_Task prompt_:
Quote these lines exactly: the one that holds "What text is on this page?" and every line after it to the end of the material below. Skip pictures.

_Information given_:
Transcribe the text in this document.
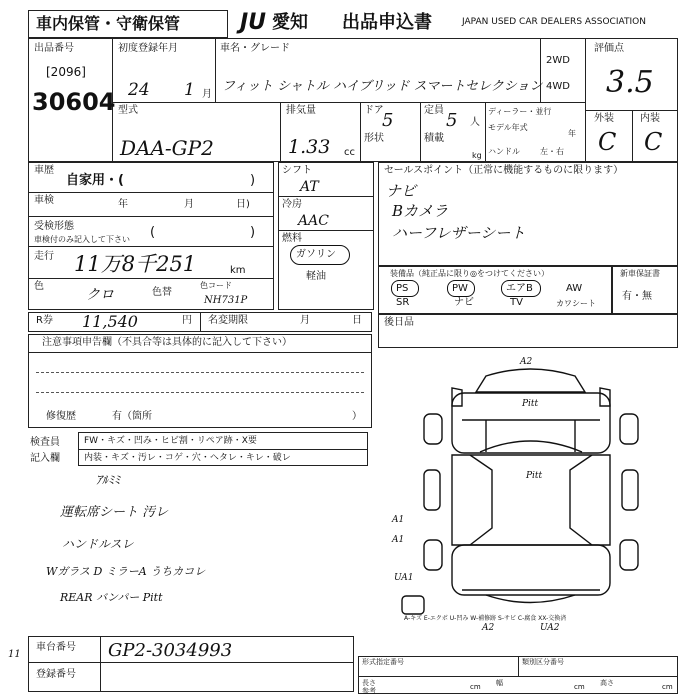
車内保管・守衛保管	JU 愛知 出品申込書	JAPAN USED CAR DEALERS ASSOCIATION
出品番号
[2096]
30604
初度登録年月
24 1 月
車名・グレード
フィット シャトル ハイブリッド スマートセレクション
2WD
4WD
評価点
3.5
外装	内装
C C
型式
DAA-GP2
排気量
1.33 cc
ドア
5
形状
定員 5 人
積載
kg
ディーラー・並行
モデル年式
年
ハンドル	左・右
車歴
自家用・(	)
車検	年	月	日)
受検形態
車検付のみ記入して下さい (	)
走行 11万8千251	km
色
クロ	色替
色コード
NH731P
シフト
AT
冷房
AAC
燃料
ガソリン
軽油
セールスポイント（正常に機能するものに限ります）
ナビ
Bカメラ
ハーフレザーシート
装備品（純正品に限り◎をつけてください）	新車保証書
有・無
PS	PW	エアB	AW
SR	ナビ	TV	カワシート
R券 11,540	円 名変期限	月	日 後日品
注意事項申告欄（不具合等は具体的に記入して下さい）
修復歴	有（箇所	）
検査員
記入欄
FW・キズ・凹み・ヒビ割・リペア跡・X要
内装・キズ・汚レ・コゲ・穴・ヘタレ・キレ・破レ
ｱﾙﾐﾐ
運転席シート 汚レ
ハンドルスレ
Wガラス D ミラーA うちカコレ
REAR バンパー Pitt
A2
Pitt
Pitt
A1
A1
UA1
A2	UA2
A-キズ E-エクボ U-凹み W-補修跡 S-サビ C-腐食 XX-交換済
車台番号 GP2-3034993
登録番号
11
形式指定番号	類別区分番号
長さ
参考	cm 幅	cm 高さ	cm
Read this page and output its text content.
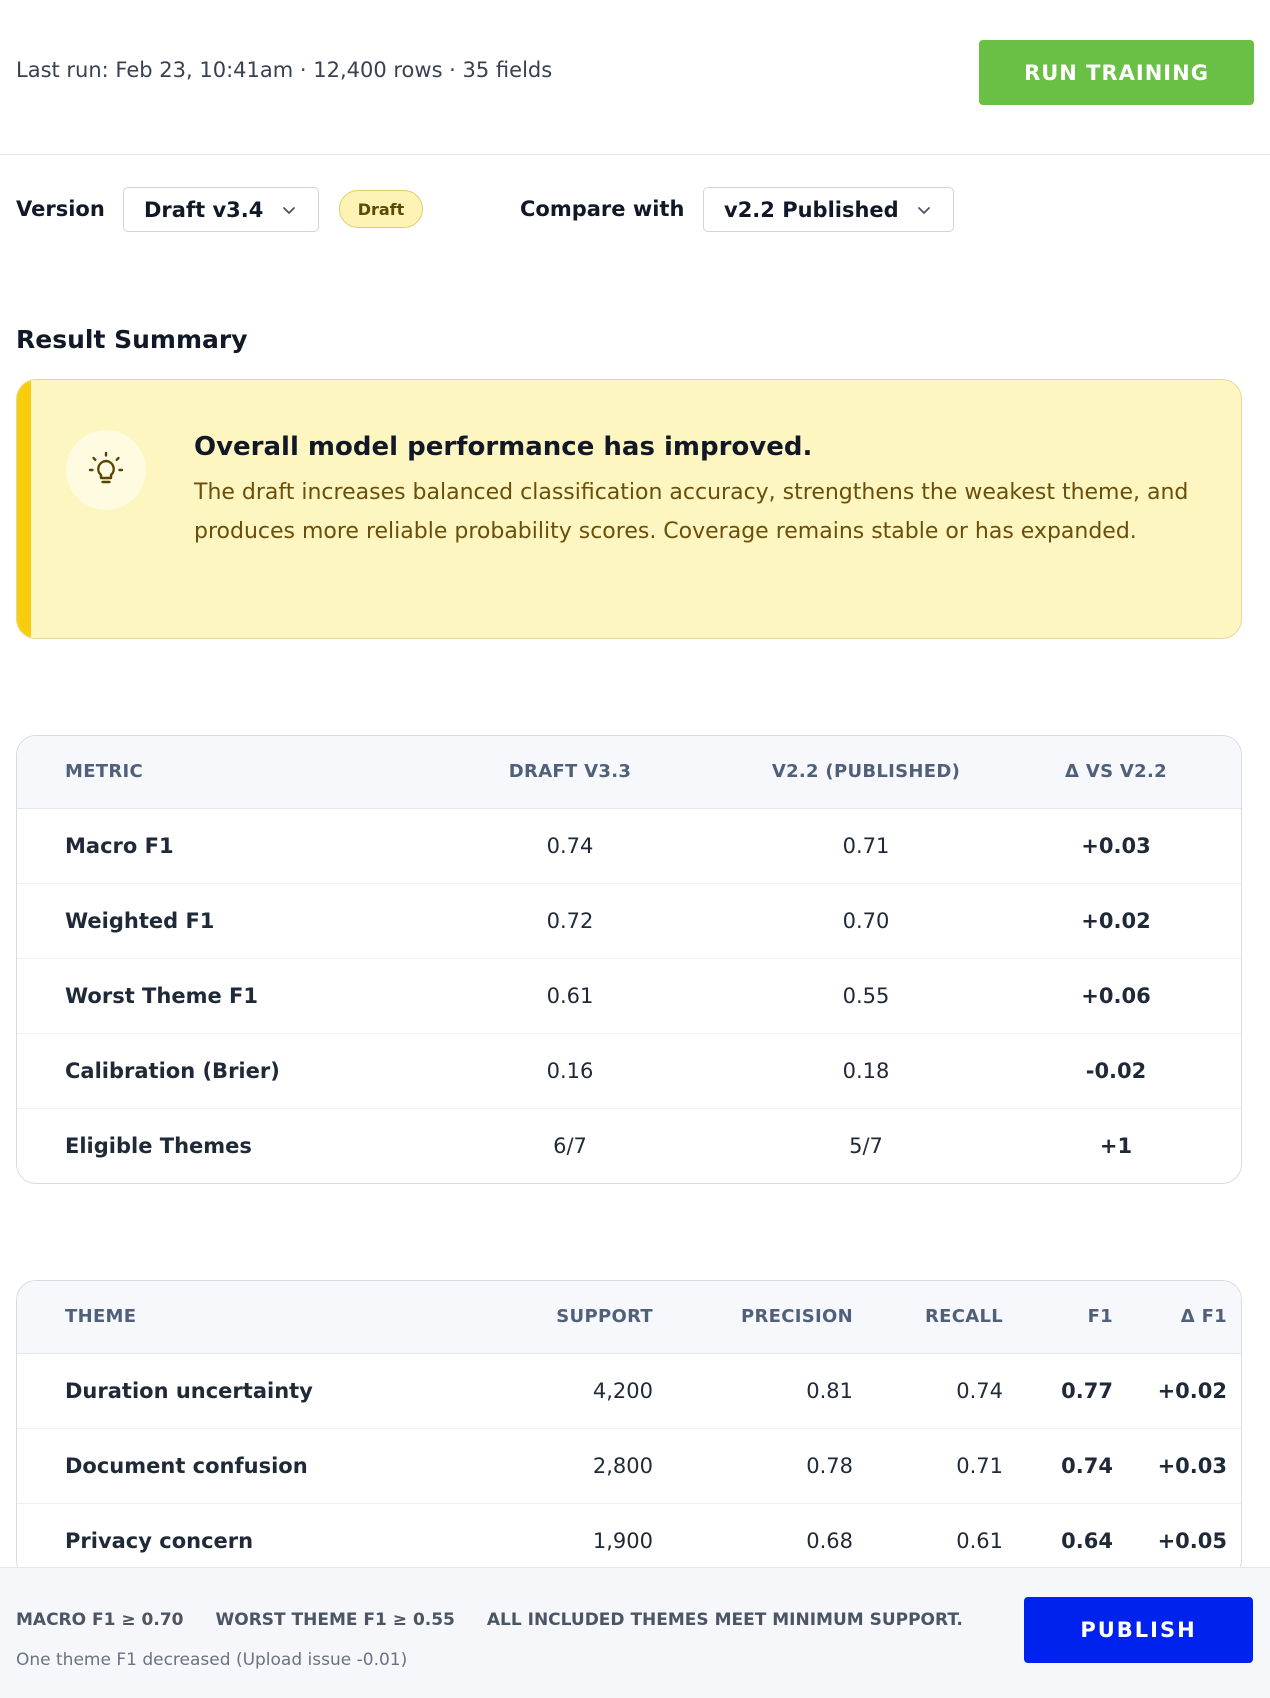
Last run: Feb 23, 10:41am · 12,400 rows · 35 fields	RUN TRAINING
Version Draft v3.4	Draft	Compare with v2.2 Published
Result Summary
Overall model performance has improved.

The draft increases balanced classification accuracy, strengthens the weakest theme, and produces more reliable probability scores. Coverage remains stable or has expanded.

METRIC	DRAFT V3.3	V2.2 (PUBLISHED)	Δ VS V2.2
Macro F1	0.74	0.71	+0.03
Weighted F1	0.72	0.70	+0.02
Worst Theme F1	0.61	0.55	+0.06
Calibration (Brier)	0.16	0.18	-0.02
Eligible Themes	6/7	5/7	+1
THEME	SUPPORT	PRECISION	RECALL	F1	Δ F1
Duration uncertainty	4,200	0.81	0.74	0.77	+0.02
Document confusion	2,800	0.78	0.71	0.74	+0.03
Privacy concern	1,900	0.68	0.61	0.64	+0.05
MACRO F1 ≥ 0.70 WORST THEME F1 ≥ 0.55 ALL INCLUDED THEMES MEET MINIMUM SUPPORT.
One theme F1 decreased (Upload issue -0.01)
PUBLISH
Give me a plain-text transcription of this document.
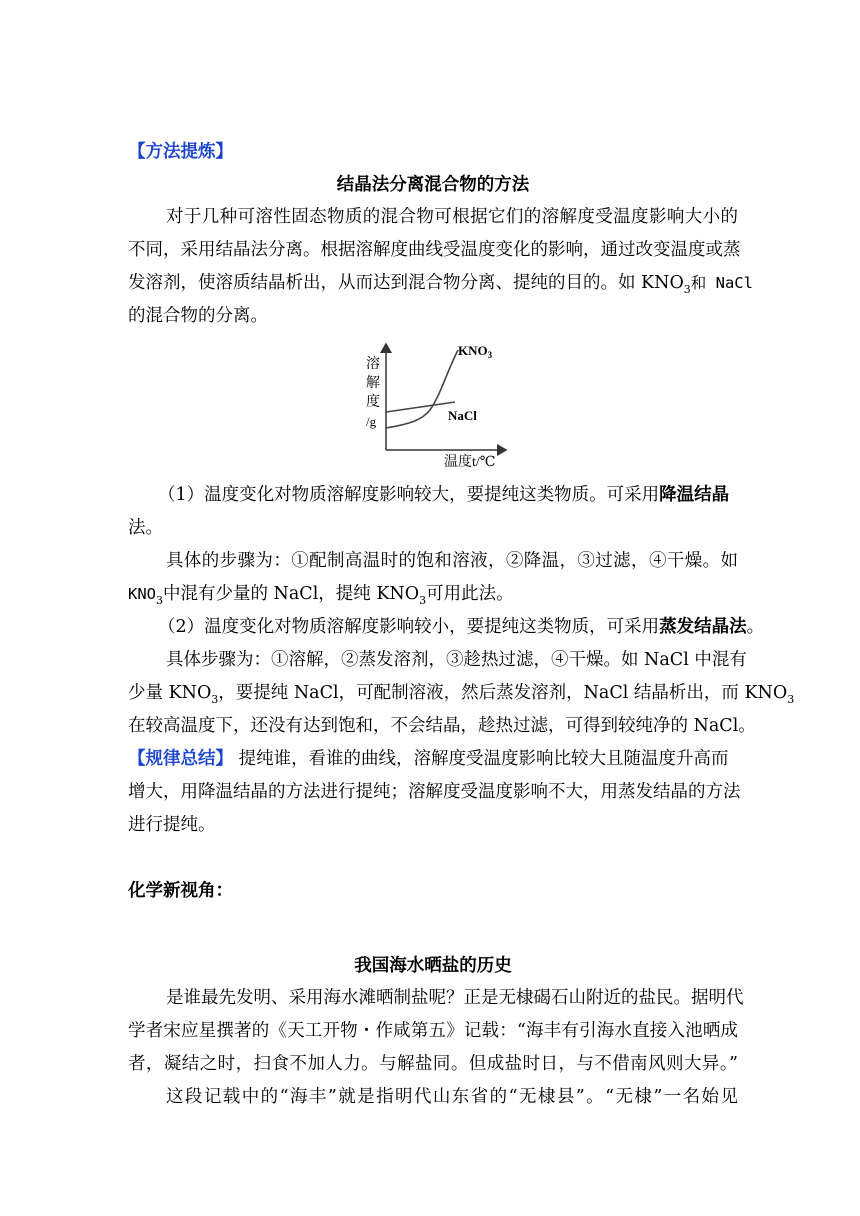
【方法提炼】
结晶法分离混合物的方法
对于几种可溶性固态物质的混合物可根据它们的溶解度受温度影响大小的
不同，采用结晶法分离。根据溶解度曲线受温度变化的影响，通过改变温度或蒸
发溶剂，使溶质结晶析出，从而达到混合物分离、提纯的目的。如 $KNO_3$和 NaCl
的混合物的分离。
溶
解
度
/g
$KNO_3$
NaCl
温度t/℃
（1）温度变化对物质溶解度影响较大，要提纯这类物质。可采用降温结晶
法。
具体的步骤为：①配制高温时的饱和溶液，②降温，③过滤，④干燥。如
$KNO_3$中混有少量的 NaCl，提纯 $KNO_3$可用此法。
（2）温度变化对物质溶解度影响较小，要提纯这类物质，可采用蒸发结晶法。
具体步骤为：①溶解，②蒸发溶剂，③趁热过滤，④干燥。如 NaCl 中混有
少量 $KNO_3$，要提纯 NaCl，可配制溶液，然后蒸发溶剂，NaCl 结晶析出，而 $KNO_3$
在较高温度下，还没有达到饱和，不会结晶，趁热过滤，可得到较纯净的 NaCl。
【规律总结】 提纯谁，看谁的曲线，溶解度受温度影响比较大且随温度升高而
增大，用降温结晶的方法进行提纯；溶解度受温度影响不大，用蒸发结晶的方法
进行提纯。
化学新视角：
我国海水晒盐的历史
是谁最先发明、采用海水滩晒制盐呢？正是无棣碣石山附近的盐民。据明代
学者宋应星撰著的《天工开物・作咸第五》记载：“海丰有引海水直接入池晒成
者，凝结之时，扫食不加人力。与解盐同。但成盐时日，与不借南风则大异。”
这段记载中的“海丰”就是指明代山东省的“无棣县”。“无棣”一名始见
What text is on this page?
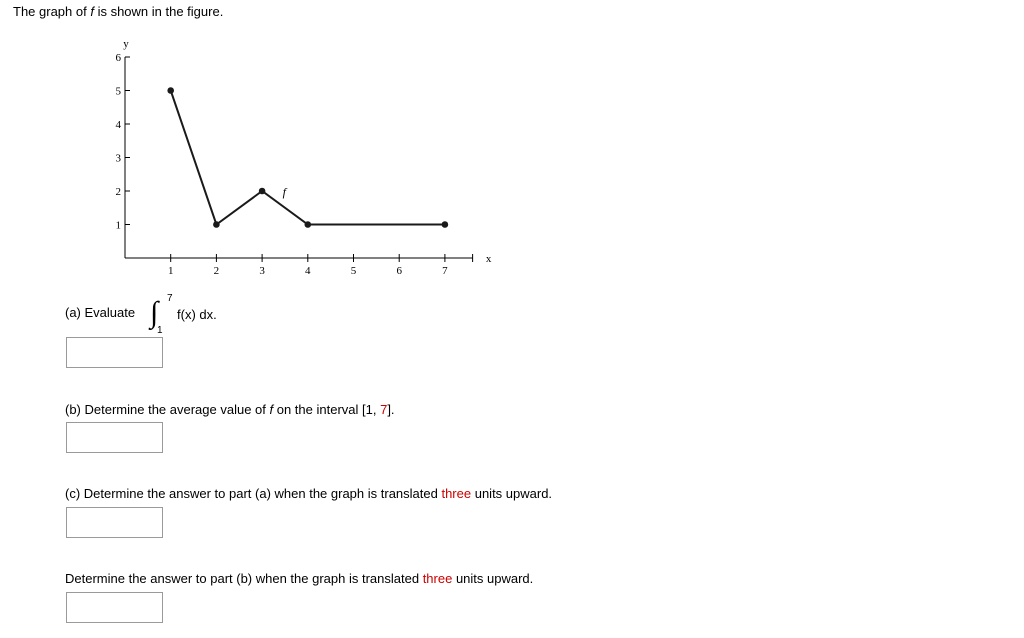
The graph of f is shown in the figure.
1	2	3	4	5	6	7
1
2
3
4
5
6
x
y
f
(a) Evaluate ∫ 7
1
f(x) dx.
(b) Determine the average value of f on the interval [1, 7].
(c) Determine the answer to part (a) when the graph is translated three units upward.
Determine the answer to part (b) when the graph is translated three units upward.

_The response_:
What text is on this page?
The graph of f is shown in the figure.
1	2	3	4	5	6	7
1
2
3
4
5
6
x
y
f
(a) Evaluate ∫ 7
1
f(x) dx.
(b) Determine the average value of f on the interval [1, 7].
(c) Determine the answer to part (a) when the graph is translated three units upward.
Determine the answer to part (b) when the graph is translated three units upward.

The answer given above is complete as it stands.